Dataset excerpt>
□ □ □
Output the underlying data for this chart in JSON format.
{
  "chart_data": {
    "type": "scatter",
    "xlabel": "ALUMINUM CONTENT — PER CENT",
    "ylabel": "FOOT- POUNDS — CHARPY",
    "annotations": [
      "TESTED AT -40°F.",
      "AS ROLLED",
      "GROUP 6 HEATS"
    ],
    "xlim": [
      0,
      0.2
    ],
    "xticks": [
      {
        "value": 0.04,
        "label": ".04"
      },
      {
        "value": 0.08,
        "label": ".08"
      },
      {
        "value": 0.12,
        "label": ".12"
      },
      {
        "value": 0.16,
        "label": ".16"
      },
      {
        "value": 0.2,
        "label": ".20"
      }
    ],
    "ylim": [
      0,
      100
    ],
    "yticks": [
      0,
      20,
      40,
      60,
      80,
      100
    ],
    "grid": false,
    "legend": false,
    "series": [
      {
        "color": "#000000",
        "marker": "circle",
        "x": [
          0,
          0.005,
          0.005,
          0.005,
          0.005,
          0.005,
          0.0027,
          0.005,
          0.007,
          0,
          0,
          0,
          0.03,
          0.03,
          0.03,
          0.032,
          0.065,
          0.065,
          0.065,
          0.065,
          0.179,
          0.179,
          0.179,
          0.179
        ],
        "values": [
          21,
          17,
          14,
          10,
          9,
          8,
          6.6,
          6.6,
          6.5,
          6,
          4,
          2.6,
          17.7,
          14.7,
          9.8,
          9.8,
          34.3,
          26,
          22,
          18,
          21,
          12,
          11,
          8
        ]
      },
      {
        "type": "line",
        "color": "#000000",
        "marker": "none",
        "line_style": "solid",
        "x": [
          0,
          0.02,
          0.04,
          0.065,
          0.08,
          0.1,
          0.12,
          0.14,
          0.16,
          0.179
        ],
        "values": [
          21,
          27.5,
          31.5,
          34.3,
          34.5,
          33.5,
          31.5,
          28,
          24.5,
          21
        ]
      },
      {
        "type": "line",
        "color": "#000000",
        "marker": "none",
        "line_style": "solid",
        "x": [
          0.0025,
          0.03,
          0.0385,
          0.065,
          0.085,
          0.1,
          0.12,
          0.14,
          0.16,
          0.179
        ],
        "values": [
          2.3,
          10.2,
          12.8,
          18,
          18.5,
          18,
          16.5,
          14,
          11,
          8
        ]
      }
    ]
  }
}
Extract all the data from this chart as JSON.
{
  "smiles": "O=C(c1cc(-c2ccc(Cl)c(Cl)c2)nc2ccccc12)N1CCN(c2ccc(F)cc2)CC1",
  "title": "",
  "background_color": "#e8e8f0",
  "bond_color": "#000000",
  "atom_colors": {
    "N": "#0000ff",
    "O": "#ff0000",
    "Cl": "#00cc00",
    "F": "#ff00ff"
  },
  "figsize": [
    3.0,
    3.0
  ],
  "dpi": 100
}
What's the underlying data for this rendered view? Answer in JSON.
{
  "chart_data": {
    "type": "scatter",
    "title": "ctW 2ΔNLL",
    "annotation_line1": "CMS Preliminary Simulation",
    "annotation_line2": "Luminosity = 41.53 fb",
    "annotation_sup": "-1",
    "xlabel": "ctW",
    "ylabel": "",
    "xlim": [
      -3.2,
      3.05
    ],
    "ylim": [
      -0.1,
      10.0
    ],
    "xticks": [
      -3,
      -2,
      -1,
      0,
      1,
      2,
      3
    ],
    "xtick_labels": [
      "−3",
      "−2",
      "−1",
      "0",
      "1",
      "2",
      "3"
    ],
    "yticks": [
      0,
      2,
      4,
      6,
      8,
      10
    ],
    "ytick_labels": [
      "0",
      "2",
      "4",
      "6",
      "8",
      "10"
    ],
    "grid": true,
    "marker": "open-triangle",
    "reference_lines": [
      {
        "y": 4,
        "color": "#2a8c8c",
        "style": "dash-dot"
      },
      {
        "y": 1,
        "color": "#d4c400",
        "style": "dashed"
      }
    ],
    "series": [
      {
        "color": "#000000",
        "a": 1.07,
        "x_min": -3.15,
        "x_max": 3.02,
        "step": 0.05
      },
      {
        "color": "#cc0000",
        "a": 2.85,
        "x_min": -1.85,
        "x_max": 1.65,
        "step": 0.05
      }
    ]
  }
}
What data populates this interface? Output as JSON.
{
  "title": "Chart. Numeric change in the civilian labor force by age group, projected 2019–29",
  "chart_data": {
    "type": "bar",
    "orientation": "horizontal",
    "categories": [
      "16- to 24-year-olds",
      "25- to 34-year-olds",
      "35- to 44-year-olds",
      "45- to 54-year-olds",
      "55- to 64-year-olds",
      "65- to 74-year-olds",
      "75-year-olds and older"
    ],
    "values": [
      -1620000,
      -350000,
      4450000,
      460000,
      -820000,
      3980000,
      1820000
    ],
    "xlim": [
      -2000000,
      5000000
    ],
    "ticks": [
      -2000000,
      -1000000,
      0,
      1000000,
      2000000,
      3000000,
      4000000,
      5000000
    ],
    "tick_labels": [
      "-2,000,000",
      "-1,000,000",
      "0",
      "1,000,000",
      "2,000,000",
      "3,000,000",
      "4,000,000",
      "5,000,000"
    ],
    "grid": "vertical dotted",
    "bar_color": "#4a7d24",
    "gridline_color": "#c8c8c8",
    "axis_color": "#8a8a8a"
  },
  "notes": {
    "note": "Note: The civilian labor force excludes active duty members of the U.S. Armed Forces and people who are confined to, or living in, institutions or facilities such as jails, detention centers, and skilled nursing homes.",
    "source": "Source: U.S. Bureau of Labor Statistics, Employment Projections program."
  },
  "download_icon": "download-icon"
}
□ □ □
STATED TASK>
All lines above containing the string "olds" are to be collected.

SOLUTION TO THIS EXERCISE>
      "16- to 24-year-olds",
      "25- to 34-year-olds",
      "35- to 44-year-olds",
      "45- to 54-year-olds",
      "55- to 64-year-olds",
      "65- to 74-year-olds",
      "75-year-olds and older"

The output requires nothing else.